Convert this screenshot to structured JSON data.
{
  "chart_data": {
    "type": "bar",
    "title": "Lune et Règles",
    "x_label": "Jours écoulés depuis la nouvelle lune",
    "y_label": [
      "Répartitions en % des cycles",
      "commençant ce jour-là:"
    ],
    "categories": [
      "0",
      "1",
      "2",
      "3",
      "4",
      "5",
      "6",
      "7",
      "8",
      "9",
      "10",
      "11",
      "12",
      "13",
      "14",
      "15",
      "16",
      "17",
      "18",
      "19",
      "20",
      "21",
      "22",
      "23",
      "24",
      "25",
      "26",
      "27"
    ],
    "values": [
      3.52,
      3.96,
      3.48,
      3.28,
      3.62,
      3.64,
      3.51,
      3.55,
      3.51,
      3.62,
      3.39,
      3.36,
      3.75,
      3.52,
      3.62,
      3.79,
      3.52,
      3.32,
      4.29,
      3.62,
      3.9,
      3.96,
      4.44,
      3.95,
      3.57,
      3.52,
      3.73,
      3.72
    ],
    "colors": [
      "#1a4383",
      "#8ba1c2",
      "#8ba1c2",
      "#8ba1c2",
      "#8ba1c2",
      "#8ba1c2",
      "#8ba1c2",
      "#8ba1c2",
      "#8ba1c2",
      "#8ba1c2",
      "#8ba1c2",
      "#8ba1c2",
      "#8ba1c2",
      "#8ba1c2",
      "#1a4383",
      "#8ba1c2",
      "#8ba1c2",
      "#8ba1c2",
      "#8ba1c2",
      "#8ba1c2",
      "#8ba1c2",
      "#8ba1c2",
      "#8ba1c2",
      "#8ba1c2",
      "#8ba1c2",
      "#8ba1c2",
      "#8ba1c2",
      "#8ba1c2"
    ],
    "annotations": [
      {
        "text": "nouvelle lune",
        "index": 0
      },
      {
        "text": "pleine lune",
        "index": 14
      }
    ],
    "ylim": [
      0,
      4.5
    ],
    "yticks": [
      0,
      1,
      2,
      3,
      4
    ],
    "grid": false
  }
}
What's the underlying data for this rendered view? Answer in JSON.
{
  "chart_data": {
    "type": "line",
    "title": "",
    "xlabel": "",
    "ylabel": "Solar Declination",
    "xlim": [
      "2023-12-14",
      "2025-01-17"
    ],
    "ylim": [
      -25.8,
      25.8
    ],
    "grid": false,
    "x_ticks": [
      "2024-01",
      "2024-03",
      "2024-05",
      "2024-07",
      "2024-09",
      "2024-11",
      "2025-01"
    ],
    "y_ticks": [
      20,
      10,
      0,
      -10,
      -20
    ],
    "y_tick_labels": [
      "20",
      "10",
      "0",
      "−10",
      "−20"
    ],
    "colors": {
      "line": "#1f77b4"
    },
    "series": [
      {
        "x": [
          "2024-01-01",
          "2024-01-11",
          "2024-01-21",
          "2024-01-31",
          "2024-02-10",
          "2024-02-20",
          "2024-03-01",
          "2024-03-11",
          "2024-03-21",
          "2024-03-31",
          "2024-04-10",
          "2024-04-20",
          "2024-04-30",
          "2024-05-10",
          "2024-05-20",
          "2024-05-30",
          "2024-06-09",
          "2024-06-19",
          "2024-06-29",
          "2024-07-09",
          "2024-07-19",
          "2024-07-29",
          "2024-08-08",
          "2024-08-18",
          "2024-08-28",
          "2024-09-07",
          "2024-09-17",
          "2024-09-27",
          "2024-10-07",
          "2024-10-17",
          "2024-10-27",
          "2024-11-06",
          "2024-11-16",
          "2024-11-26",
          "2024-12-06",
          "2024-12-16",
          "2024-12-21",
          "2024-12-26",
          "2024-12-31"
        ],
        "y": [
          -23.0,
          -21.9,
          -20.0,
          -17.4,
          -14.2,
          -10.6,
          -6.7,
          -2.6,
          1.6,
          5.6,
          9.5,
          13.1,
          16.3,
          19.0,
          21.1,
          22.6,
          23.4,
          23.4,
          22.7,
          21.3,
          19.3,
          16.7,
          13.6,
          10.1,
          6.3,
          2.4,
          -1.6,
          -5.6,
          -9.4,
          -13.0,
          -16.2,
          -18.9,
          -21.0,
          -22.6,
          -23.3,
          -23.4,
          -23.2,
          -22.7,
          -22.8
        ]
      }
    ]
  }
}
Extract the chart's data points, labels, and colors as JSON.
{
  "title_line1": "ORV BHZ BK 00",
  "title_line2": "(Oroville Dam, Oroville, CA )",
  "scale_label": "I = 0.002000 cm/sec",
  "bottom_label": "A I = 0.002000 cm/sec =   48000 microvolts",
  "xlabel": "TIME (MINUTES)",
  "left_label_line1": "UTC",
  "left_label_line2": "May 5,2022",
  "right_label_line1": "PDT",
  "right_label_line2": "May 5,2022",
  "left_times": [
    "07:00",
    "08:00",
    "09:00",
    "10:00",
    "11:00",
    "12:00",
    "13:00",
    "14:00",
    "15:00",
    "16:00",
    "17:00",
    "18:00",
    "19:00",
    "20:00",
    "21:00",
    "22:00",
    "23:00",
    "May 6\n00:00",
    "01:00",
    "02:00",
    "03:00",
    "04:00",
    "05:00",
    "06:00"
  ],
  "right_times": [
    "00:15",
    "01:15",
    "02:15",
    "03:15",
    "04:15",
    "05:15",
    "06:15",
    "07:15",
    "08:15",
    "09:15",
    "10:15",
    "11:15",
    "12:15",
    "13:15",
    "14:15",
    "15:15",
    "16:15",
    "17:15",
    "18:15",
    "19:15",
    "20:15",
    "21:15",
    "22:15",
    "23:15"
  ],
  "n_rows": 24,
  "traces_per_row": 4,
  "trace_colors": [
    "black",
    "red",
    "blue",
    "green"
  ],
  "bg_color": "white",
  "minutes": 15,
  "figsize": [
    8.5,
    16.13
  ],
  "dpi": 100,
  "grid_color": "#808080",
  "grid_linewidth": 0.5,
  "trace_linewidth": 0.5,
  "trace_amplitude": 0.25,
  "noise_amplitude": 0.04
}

_Stated exercise_
Search the entries for the word "this" and pick out every line that holds it.

_Final answer_
Convert this screenshot to structured JSON data.
What's the underlying data for this rendered view? Answer in JSON.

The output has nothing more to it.